__DESCRIPTION OF THE TASK__.
Check each line of the listing below for the string "JSON", and copy the ones that have it.

__RECORDS PROVIDED__.
- - - - - - -
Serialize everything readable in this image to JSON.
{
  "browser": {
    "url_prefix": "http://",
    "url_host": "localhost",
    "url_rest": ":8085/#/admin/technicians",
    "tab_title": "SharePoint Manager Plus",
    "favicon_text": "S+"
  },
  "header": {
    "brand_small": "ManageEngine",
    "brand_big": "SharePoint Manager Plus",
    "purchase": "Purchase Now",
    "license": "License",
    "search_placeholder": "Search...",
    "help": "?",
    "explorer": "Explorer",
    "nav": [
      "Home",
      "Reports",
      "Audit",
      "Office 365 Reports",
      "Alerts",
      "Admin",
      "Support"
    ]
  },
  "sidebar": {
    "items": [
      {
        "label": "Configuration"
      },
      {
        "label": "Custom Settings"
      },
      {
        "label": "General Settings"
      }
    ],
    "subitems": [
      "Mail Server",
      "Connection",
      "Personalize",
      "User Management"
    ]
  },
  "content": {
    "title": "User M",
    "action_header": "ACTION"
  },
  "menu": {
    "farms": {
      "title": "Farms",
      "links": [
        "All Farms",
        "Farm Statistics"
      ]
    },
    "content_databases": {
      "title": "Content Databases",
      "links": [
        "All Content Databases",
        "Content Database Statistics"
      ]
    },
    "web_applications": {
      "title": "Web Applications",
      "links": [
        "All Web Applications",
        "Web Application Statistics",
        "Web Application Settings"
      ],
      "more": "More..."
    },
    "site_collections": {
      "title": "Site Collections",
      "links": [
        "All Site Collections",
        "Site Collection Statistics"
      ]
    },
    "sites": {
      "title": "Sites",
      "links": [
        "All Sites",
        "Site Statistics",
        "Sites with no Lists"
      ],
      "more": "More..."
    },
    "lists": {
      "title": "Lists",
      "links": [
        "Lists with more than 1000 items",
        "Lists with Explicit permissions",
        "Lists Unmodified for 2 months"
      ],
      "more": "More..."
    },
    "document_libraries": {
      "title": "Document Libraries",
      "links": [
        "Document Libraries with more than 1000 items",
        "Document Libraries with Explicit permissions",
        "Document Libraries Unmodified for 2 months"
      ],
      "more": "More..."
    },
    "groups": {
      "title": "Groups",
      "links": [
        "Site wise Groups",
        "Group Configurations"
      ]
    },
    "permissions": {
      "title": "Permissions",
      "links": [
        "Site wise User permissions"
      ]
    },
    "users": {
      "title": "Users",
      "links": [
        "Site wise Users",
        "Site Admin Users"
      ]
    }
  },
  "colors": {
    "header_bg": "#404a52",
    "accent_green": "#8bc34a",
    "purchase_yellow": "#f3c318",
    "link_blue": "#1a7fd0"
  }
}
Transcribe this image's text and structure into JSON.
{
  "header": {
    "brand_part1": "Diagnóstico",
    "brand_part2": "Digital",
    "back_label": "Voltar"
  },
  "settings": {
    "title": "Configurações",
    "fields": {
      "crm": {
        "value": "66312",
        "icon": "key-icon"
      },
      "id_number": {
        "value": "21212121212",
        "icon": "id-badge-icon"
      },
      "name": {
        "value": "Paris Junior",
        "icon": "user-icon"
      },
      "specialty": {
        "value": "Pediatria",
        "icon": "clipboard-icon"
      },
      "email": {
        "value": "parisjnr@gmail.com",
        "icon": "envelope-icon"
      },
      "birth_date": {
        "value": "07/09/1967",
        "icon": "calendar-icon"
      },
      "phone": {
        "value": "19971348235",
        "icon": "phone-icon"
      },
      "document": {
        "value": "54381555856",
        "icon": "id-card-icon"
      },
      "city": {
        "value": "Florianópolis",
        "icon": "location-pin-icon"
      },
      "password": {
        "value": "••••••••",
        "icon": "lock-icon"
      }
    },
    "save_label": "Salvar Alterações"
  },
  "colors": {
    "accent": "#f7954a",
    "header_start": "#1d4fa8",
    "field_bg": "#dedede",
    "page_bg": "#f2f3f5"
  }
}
- - - - - - -
__SOLVED EXERCISE__.
Serialize everything readable in this image to JSON.
Transcribe this image's text and structure into JSON.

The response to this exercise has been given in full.